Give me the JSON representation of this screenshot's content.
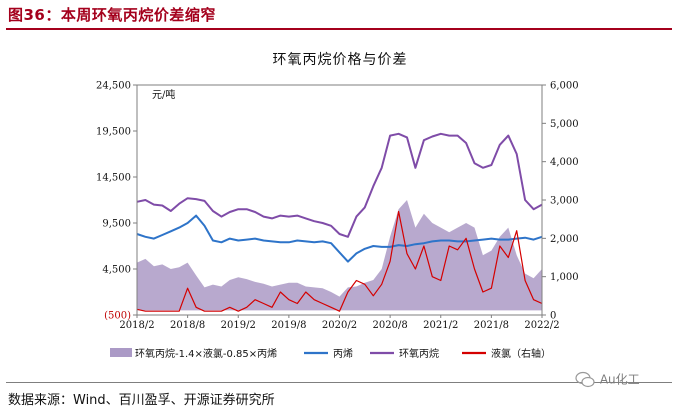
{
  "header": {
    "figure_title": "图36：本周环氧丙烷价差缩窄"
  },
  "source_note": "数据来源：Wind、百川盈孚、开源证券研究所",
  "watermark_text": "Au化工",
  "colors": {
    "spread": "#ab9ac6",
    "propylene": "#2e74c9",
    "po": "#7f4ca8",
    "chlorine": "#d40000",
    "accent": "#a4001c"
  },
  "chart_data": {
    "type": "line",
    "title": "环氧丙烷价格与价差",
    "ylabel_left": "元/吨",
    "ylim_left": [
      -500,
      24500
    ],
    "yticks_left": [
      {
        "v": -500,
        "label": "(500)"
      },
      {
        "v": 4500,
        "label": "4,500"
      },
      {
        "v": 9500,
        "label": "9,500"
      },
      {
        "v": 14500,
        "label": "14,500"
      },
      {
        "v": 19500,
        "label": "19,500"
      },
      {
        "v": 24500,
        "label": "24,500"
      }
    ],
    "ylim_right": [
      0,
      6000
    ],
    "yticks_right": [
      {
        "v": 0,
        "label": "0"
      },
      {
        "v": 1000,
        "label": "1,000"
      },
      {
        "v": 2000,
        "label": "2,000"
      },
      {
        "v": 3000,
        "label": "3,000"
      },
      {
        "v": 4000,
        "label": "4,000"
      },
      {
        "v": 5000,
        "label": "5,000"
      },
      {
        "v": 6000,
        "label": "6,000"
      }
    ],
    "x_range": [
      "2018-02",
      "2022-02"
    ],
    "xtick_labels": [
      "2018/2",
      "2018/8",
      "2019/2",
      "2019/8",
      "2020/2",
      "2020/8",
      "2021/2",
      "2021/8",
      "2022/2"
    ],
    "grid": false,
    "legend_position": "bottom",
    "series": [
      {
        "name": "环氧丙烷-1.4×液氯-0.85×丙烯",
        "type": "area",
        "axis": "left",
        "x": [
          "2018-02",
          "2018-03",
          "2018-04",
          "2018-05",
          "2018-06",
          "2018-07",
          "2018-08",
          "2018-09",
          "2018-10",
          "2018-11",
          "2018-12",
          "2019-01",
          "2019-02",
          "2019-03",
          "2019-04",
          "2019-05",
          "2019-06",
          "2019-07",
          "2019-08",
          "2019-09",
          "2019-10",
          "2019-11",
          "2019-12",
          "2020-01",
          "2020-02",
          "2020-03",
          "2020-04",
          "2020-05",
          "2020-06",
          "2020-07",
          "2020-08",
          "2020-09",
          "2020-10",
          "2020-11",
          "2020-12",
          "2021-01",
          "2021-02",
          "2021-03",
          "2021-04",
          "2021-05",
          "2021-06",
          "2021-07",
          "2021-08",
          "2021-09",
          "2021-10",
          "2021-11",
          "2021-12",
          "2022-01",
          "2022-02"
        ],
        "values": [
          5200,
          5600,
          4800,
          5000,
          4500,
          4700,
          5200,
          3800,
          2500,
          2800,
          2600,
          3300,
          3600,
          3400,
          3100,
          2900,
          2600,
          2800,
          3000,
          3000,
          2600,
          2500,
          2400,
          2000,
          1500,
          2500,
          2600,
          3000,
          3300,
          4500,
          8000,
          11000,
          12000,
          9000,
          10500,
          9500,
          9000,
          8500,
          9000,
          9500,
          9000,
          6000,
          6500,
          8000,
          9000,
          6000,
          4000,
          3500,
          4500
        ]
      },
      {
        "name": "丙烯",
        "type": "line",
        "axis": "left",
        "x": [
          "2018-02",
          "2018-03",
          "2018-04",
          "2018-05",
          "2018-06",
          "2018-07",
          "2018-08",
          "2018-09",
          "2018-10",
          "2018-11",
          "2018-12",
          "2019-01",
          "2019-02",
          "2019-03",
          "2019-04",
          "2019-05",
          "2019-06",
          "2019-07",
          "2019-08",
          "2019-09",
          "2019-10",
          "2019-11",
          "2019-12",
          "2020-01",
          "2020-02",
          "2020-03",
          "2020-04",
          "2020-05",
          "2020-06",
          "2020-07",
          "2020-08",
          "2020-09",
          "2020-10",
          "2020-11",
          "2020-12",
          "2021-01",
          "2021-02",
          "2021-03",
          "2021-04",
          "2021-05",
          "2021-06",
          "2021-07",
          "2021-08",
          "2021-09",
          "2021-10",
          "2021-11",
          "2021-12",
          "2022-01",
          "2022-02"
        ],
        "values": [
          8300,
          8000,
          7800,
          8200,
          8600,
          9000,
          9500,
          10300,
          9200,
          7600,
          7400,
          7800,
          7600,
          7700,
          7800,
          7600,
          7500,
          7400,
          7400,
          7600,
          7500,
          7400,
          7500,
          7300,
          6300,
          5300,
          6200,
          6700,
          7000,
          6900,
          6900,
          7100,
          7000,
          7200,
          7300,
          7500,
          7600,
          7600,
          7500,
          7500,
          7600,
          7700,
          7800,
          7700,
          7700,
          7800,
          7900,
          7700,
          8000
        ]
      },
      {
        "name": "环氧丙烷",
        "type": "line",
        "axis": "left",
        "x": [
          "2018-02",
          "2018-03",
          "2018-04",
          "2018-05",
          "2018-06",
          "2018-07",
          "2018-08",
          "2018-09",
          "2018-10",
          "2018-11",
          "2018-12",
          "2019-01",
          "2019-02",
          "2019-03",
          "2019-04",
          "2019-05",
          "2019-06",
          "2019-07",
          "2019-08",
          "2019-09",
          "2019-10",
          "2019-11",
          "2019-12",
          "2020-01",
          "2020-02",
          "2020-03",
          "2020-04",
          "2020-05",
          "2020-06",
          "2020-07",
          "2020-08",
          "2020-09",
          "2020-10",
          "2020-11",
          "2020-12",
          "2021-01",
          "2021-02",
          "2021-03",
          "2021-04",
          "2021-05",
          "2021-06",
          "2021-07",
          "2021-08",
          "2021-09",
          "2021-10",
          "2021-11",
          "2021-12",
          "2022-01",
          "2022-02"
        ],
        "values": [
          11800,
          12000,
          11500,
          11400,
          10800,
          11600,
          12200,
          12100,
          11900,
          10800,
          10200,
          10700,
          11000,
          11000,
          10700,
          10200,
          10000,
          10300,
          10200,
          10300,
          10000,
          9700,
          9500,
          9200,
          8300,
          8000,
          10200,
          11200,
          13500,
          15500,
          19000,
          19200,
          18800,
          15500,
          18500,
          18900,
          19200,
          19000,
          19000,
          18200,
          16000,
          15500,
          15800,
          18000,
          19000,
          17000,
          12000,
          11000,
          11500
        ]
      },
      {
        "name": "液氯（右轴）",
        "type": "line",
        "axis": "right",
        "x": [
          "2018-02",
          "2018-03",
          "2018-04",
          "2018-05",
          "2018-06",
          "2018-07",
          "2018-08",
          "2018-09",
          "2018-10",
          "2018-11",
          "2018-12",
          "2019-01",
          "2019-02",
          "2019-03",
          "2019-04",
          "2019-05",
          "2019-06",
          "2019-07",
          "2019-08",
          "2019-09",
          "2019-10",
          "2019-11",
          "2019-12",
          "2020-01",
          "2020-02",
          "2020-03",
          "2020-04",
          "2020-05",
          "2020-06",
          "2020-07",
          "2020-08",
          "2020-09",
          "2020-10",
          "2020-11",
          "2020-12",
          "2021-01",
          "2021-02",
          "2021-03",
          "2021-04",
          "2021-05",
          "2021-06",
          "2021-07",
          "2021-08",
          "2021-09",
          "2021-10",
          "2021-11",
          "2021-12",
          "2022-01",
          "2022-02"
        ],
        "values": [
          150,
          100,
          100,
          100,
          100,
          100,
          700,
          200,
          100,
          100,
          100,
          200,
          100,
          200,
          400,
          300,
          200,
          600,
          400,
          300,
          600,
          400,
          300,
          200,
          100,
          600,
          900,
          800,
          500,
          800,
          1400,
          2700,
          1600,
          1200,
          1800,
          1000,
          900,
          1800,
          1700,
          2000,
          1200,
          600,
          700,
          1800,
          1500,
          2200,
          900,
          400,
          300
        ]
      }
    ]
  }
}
· · ·
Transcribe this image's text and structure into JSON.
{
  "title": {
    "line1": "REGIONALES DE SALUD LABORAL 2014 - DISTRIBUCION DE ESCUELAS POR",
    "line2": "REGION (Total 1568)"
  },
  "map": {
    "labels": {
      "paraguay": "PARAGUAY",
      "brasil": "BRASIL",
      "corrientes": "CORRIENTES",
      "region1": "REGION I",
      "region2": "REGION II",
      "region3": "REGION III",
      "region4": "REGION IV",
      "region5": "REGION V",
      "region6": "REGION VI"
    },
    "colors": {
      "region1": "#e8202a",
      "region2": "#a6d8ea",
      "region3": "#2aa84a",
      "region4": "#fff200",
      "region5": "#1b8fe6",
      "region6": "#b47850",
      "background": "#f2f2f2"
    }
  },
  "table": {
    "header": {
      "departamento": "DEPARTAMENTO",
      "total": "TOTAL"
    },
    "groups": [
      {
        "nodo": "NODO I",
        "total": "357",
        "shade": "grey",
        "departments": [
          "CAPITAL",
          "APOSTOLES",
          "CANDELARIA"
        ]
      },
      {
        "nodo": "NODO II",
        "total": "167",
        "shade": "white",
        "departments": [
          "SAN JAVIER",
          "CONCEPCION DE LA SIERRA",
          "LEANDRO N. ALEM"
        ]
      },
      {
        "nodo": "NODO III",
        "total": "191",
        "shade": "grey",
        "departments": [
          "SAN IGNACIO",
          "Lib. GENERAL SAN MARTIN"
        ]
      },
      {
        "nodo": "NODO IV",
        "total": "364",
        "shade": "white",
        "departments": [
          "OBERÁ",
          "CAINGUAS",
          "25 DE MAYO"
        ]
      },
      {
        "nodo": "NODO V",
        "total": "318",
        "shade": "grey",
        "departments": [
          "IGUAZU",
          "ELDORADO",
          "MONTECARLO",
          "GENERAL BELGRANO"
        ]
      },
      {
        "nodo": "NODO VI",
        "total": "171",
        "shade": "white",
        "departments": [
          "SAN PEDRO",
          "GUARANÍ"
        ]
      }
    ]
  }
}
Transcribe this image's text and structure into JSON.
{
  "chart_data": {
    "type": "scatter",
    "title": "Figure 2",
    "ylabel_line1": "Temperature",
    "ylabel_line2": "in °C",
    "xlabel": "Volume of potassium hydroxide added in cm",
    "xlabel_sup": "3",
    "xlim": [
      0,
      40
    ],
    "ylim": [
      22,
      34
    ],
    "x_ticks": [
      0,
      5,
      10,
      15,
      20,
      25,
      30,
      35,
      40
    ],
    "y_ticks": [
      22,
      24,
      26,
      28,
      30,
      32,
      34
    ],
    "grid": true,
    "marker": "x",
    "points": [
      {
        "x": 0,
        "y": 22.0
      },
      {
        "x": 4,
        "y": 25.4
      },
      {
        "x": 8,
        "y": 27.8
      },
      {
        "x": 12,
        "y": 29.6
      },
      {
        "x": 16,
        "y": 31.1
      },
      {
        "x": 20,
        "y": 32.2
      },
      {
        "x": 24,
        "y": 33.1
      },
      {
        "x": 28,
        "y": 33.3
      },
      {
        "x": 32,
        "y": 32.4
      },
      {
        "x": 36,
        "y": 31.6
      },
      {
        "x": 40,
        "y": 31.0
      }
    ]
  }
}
· · ·
Show all lines from the records above where the word "NODO" occurs.

        "nodo": "NODO I",
        "nodo": "NODO II",
        "nodo": "NODO III",
        "nodo": "NODO IV",
        "nodo": "NODO V",
        "nodo": "NODO VI",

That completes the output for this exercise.